What needs to be done. Where a line holds the string "title", return that line.

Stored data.
START
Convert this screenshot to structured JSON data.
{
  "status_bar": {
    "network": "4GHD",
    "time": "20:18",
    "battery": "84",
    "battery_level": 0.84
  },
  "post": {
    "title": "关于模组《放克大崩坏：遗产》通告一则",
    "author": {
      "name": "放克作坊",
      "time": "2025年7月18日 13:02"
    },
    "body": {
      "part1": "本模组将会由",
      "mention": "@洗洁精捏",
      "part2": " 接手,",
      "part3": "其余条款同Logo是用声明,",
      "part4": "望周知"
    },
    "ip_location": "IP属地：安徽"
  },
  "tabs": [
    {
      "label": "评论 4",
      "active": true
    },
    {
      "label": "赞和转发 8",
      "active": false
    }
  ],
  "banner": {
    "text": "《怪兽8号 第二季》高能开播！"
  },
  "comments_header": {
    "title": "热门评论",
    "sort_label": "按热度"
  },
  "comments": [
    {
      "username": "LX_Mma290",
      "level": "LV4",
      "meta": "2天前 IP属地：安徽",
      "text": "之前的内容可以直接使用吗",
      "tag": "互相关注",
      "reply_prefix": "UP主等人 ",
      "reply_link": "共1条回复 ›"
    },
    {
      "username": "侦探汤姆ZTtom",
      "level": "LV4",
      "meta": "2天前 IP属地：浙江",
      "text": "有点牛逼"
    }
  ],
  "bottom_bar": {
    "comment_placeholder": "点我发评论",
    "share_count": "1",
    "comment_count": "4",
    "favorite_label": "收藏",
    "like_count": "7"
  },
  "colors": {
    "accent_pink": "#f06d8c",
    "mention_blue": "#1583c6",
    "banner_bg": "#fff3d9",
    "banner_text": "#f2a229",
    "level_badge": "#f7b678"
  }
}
END
START
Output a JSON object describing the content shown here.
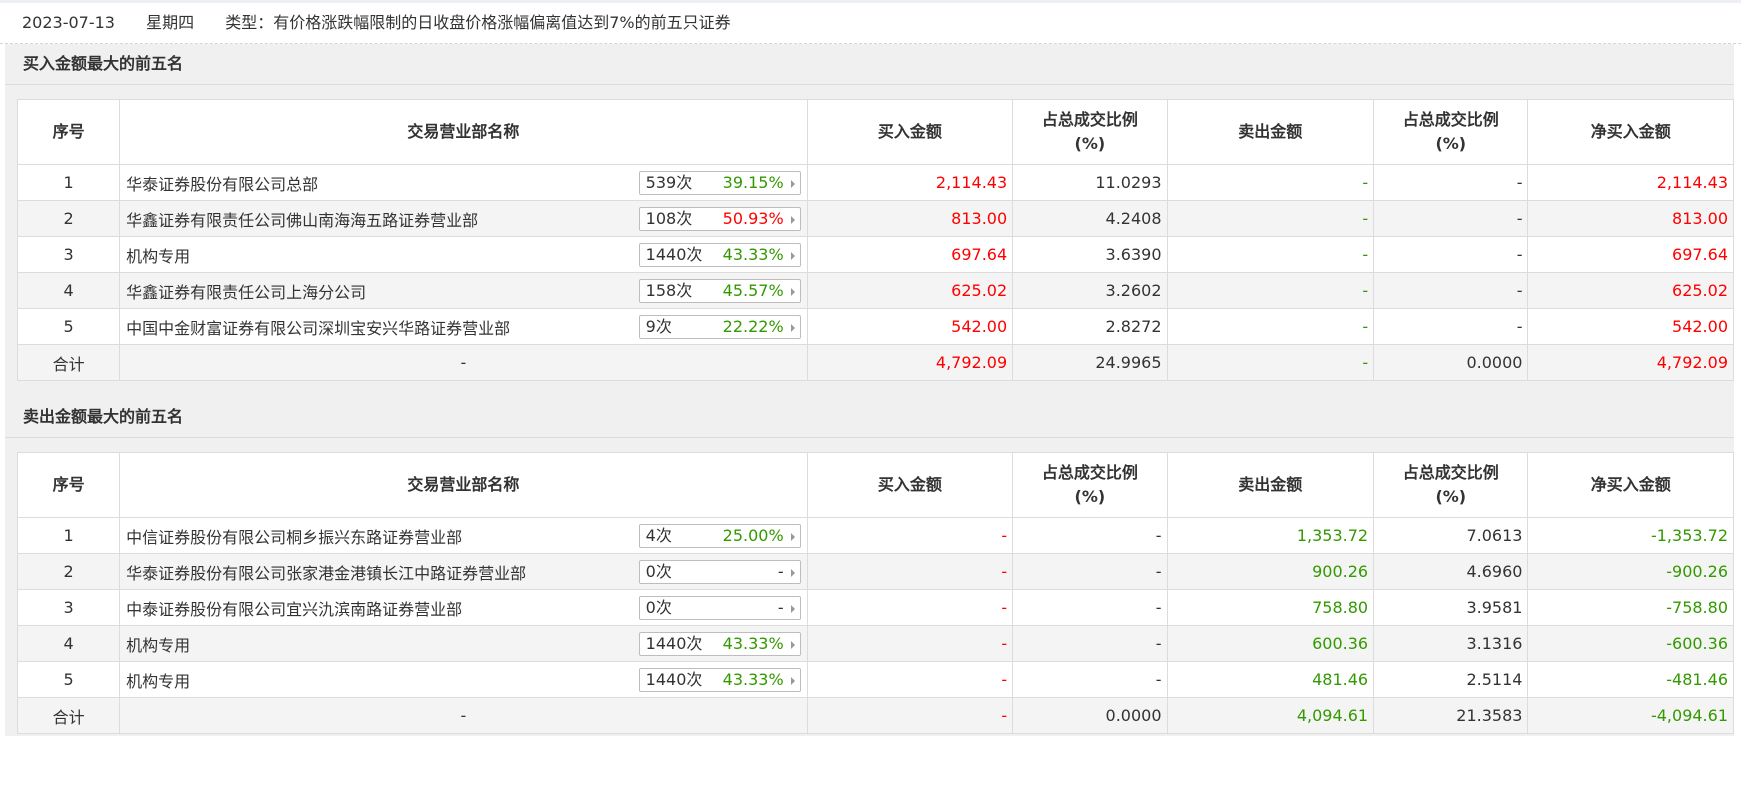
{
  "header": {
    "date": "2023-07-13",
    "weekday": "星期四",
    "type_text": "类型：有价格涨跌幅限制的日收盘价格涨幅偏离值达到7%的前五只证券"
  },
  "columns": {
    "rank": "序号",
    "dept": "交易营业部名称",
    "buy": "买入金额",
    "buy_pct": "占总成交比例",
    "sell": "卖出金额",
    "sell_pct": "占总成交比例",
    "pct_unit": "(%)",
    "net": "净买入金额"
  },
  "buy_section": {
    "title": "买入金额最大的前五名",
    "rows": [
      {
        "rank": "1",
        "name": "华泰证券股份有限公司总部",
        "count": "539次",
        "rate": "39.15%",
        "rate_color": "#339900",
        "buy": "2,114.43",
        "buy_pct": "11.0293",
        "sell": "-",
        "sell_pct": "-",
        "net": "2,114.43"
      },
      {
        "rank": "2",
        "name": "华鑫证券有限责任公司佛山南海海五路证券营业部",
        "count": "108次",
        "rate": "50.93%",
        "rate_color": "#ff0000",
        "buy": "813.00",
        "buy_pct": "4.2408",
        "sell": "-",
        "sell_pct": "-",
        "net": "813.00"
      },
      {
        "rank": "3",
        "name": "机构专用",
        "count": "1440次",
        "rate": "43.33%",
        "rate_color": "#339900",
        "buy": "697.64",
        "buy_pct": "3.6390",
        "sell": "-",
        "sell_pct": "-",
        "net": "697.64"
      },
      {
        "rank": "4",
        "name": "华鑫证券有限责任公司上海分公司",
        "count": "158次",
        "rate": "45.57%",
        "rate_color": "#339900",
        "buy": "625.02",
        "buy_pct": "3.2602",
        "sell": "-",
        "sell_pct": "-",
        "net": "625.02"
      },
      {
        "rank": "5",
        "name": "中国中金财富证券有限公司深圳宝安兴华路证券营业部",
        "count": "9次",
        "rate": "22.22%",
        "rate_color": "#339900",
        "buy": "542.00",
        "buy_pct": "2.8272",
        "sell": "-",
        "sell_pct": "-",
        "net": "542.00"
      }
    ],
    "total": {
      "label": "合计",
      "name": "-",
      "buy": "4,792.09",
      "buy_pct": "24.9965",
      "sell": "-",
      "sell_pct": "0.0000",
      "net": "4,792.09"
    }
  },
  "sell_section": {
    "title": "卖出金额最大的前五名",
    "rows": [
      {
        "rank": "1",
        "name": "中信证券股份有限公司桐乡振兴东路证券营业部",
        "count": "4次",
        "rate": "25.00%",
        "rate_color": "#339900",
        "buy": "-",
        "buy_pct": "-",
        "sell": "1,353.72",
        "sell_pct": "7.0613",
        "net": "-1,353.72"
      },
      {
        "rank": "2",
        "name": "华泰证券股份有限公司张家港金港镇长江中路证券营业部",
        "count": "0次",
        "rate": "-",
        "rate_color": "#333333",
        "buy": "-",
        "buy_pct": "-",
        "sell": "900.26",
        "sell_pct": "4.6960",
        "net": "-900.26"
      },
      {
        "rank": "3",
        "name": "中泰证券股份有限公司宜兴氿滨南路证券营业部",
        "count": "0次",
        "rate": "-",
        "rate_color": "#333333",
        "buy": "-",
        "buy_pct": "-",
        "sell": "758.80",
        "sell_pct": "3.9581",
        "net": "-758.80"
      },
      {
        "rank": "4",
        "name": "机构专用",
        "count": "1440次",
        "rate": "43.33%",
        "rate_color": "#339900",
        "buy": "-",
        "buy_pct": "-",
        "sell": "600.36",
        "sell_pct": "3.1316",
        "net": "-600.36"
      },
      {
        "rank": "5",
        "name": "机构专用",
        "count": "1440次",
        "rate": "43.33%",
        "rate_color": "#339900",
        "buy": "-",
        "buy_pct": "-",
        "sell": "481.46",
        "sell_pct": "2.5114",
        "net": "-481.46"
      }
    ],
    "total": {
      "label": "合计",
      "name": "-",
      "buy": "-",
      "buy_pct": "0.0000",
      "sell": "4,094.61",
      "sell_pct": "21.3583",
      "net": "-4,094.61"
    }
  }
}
END
Solution.
    "title": "关于模组《放克大崩坏：遗产》通告一则",
    "title": "热门评论",
    "title": "买入金额最大的前五名",
    "title": "卖出金额最大的前五名",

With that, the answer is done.